═════ SUPPLIED DATA

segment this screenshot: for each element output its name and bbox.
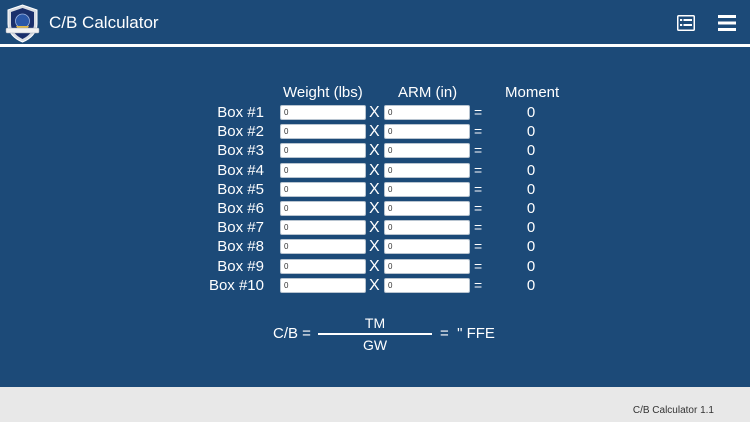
- box-row: Box #3 X = 0: [0, 141, 750, 160]
- weight-input[interactable]: [280, 124, 366, 140]
- box-label: Box #6: [217, 199, 264, 217]
- weight-input[interactable]: [280, 143, 366, 159]
- version-label: C/B Calculator 1.1: [632, 405, 714, 416]
- formula-numerator: TM: [364, 315, 386, 331]
- arm-input[interactable]: [384, 143, 470, 159]
- equals-sign: =: [474, 180, 483, 197]
- multiply-sign: X: [369, 219, 380, 237]
- shield-logo-icon: [5, 4, 40, 43]
- box-row: Box #6 X = 0: [0, 199, 750, 218]
- moment-column-header: Moment: [505, 84, 560, 101]
- box-row: Box #2 X = 0: [0, 122, 750, 141]
- equals-sign: =: [474, 219, 483, 236]
- moment-value: 0: [526, 123, 536, 141]
- multiply-sign: X: [369, 161, 380, 179]
- box-row: Box #4 X = 0: [0, 161, 750, 180]
- weight-column-header: Weight (lbs): [283, 84, 363, 101]
- box-label: Box #10: [208, 276, 264, 294]
- moment-value: 0: [526, 180, 536, 198]
- equals-sign: =: [474, 276, 483, 293]
- moment-value: 0: [526, 104, 536, 121]
- equals-sign: =: [474, 142, 483, 159]
- cb-result: = " FFE: [440, 325, 495, 342]
- equals-sign: =: [474, 199, 483, 216]
- arm-input[interactable]: [384, 124, 470, 140]
- multiply-sign: X: [369, 142, 380, 160]
- app-bar: C/B Calculator: [0, 0, 750, 45]
- fraction-line: [318, 333, 432, 335]
- formula-denominator: GW: [362, 337, 388, 353]
- moment-value: 0: [526, 142, 536, 160]
- weight-input[interactable]: [280, 200, 366, 216]
- box-row: Box #10 X = 0: [0, 276, 750, 295]
- weight-input[interactable]: [280, 105, 366, 120]
- box-label: Box #8: [217, 238, 264, 256]
- equals-sign: =: [474, 161, 483, 178]
- moment-value: 0: [526, 219, 536, 237]
- equals-sign: =: [474, 257, 483, 274]
- box-row: Box #7 X = 0: [0, 218, 750, 237]
- arm-input[interactable]: [384, 239, 470, 255]
- arm-input[interactable]: [384, 277, 470, 293]
- list-view-icon[interactable]: [677, 15, 695, 31]
- weight-input[interactable]: [280, 220, 366, 236]
- weight-input[interactable]: [280, 239, 366, 255]
- footer-bar: C/B Calculator 1.1: [0, 387, 750, 422]
- equals-sign: =: [474, 104, 483, 120]
- multiply-sign: X: [369, 104, 380, 121]
- arm-input[interactable]: [384, 105, 470, 120]
- arm-input[interactable]: [384, 181, 470, 197]
- arm-column-header: ARM (in): [398, 84, 458, 101]
- box-row: Box #1 X = 0: [0, 103, 750, 122]
- box-row: Box #8 X = 0: [0, 237, 750, 256]
- multiply-sign: X: [369, 180, 380, 198]
- weight-input[interactable]: [280, 162, 366, 178]
- weight-input[interactable]: [280, 277, 366, 293]
- moment-value: 0: [526, 276, 536, 294]
- arm-input[interactable]: [384, 162, 470, 178]
- box-label: Box #4: [217, 161, 264, 179]
- moment-value: 0: [526, 161, 536, 179]
- moment-value: 0: [526, 257, 536, 275]
- box-label: Box #1: [217, 104, 264, 121]
- moment-value: 0: [526, 238, 536, 256]
- box-rows: Box #1X=0Box #2X=0Box #3X=0Box #4X=0Box …: [0, 103, 750, 295]
- weight-input[interactable]: [280, 181, 366, 197]
- multiply-sign: X: [369, 276, 380, 294]
- equals-sign: =: [474, 123, 483, 140]
- arm-input[interactable]: [384, 200, 470, 216]
- box-row: Box #5 X = 0: [0, 180, 750, 199]
- app-title: C/B Calculator: [49, 13, 159, 32]
- multiply-sign: X: [369, 199, 380, 217]
- box-label: Box #5: [217, 180, 264, 198]
- header-divider: [0, 44, 750, 47]
- arm-input[interactable]: [384, 258, 470, 274]
- box-label: Box #7: [217, 219, 264, 237]
- hamburger-menu-icon[interactable]: [718, 15, 736, 31]
- multiply-sign: X: [369, 257, 380, 275]
- multiply-sign: X: [369, 123, 380, 141]
- box-label: Box #9: [217, 257, 264, 275]
- cb-formula-label: C/B =: [273, 325, 311, 342]
- moment-value: 0: [526, 199, 536, 217]
- multiply-sign: X: [369, 238, 380, 256]
- arm-input[interactable]: [384, 220, 470, 236]
- box-row: Box #9 X = 0: [0, 257, 750, 276]
- box-label: Box #2: [217, 123, 264, 141]
- weight-input[interactable]: [280, 258, 366, 274]
- box-label: Box #3: [217, 142, 264, 160]
- equals-sign: =: [474, 238, 483, 255]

══════════

Reproduce every line of the entries above verbatim, omitting the picture.

segment this screenshot: for each element output its name and bbox.
- box-row: Box #3 X = 0: [0, 141, 750, 160]
- weight-input[interactable]: [280, 124, 366, 140]
- box-label: Box #6: [217, 199, 264, 217]
- weight-input[interactable]: [280, 143, 366, 159]
- version-label: C/B Calculator 1.1: [632, 405, 714, 416]
- formula-numerator: TM: [364, 315, 386, 331]
- arm-input[interactable]: [384, 143, 470, 159]
- equals-sign: =: [474, 180, 483, 197]
- multiply-sign: X: [369, 219, 380, 237]
- shield-logo-icon: [5, 4, 40, 43]
- box-row: Box #6 X = 0: [0, 199, 750, 218]
- moment-column-header: Moment: [505, 84, 560, 101]
- box-row: Box #2 X = 0: [0, 122, 750, 141]
- equals-sign: =: [474, 219, 483, 236]
- moment-value: 0: [526, 123, 536, 141]
- multiply-sign: X: [369, 161, 380, 179]
- box-row: Box #4 X = 0: [0, 161, 750, 180]
- weight-column-header: Weight (lbs): [283, 84, 363, 101]
- box-label: Box #10: [208, 276, 264, 294]
- moment-value: 0: [526, 180, 536, 198]
- equals-sign: =: [474, 276, 483, 293]
- moment-value: 0: [526, 104, 536, 121]
- equals-sign: =: [474, 142, 483, 159]
- cb-result: = " FFE: [440, 325, 495, 342]
- equals-sign: =: [474, 199, 483, 216]
- arm-input[interactable]: [384, 124, 470, 140]
- multiply-sign: X: [369, 142, 380, 160]
- app-bar: C/B Calculator: [0, 0, 750, 45]
- fraction-line: [318, 333, 432, 335]
- formula-denominator: GW: [362, 337, 388, 353]
- moment-value: 0: [526, 142, 536, 160]
- weight-input[interactable]: [280, 200, 366, 216]
- box-row: Box #10 X = 0: [0, 276, 750, 295]
- weight-input[interactable]: [280, 105, 366, 120]
- box-label: Box #8: [217, 238, 264, 256]
- equals-sign: =: [474, 161, 483, 178]
- moment-value: 0: [526, 219, 536, 237]
- equals-sign: =: [474, 257, 483, 274]
- box-row: Box #7 X = 0: [0, 218, 750, 237]
- arm-input[interactable]: [384, 239, 470, 255]
- arm-input[interactable]: [384, 277, 470, 293]
- list-view-icon[interactable]: [677, 15, 695, 31]
- weight-input[interactable]: [280, 220, 366, 236]
- weight-input[interactable]: [280, 239, 366, 255]
- footer-bar: C/B Calculator 1.1: [0, 387, 750, 422]
- equals-sign: =: [474, 104, 483, 120]
- multiply-sign: X: [369, 104, 380, 121]
- arm-input[interactable]: [384, 105, 470, 120]
- arm-input[interactable]: [384, 181, 470, 197]
- arm-column-header: ARM (in): [398, 84, 458, 101]
- box-row: Box #1 X = 0: [0, 103, 750, 122]
- box-row: Box #8 X = 0: [0, 237, 750, 256]
- multiply-sign: X: [369, 180, 380, 198]
- weight-input[interactable]: [280, 162, 366, 178]
- weight-input[interactable]: [280, 277, 366, 293]
- moment-value: 0: [526, 276, 536, 294]
- arm-input[interactable]: [384, 162, 470, 178]
- box-label: Box #4: [217, 161, 264, 179]
- moment-value: 0: [526, 161, 536, 179]
- moment-value: 0: [526, 257, 536, 275]
- box-label: Box #1: [217, 104, 264, 121]
- moment-value: 0: [526, 238, 536, 256]
- box-rows: Box #1X=0Box #2X=0Box #3X=0Box #4X=0Box …: [0, 103, 750, 295]
- weight-input[interactable]: [280, 181, 366, 197]
- multiply-sign: X: [369, 276, 380, 294]
- equals-sign: =: [474, 123, 483, 140]
- arm-input[interactable]: [384, 200, 470, 216]
- box-row: Box #5 X = 0: [0, 180, 750, 199]
- app-title: C/B Calculator: [49, 13, 159, 32]
- multiply-sign: X: [369, 199, 380, 217]
- box-label: Box #5: [217, 180, 264, 198]
- header-divider: [0, 44, 750, 47]
- arm-input[interactable]: [384, 258, 470, 274]
- box-label: Box #7: [217, 219, 264, 237]
- hamburger-menu-icon[interactable]: [718, 15, 736, 31]
- multiply-sign: X: [369, 257, 380, 275]
- multiply-sign: X: [369, 123, 380, 141]
- box-label: Box #9: [217, 257, 264, 275]
- cb-formula-label: C/B =: [273, 325, 311, 342]
- moment-value: 0: [526, 199, 536, 217]
- multiply-sign: X: [369, 238, 380, 256]
- arm-input[interactable]: [384, 220, 470, 236]
- box-row: Box #9 X = 0: [0, 257, 750, 276]
- box-label: Box #2: [217, 123, 264, 141]
- weight-input[interactable]: [280, 258, 366, 274]
- box-label: Box #3: [217, 142, 264, 160]
- equals-sign: =: [474, 238, 483, 255]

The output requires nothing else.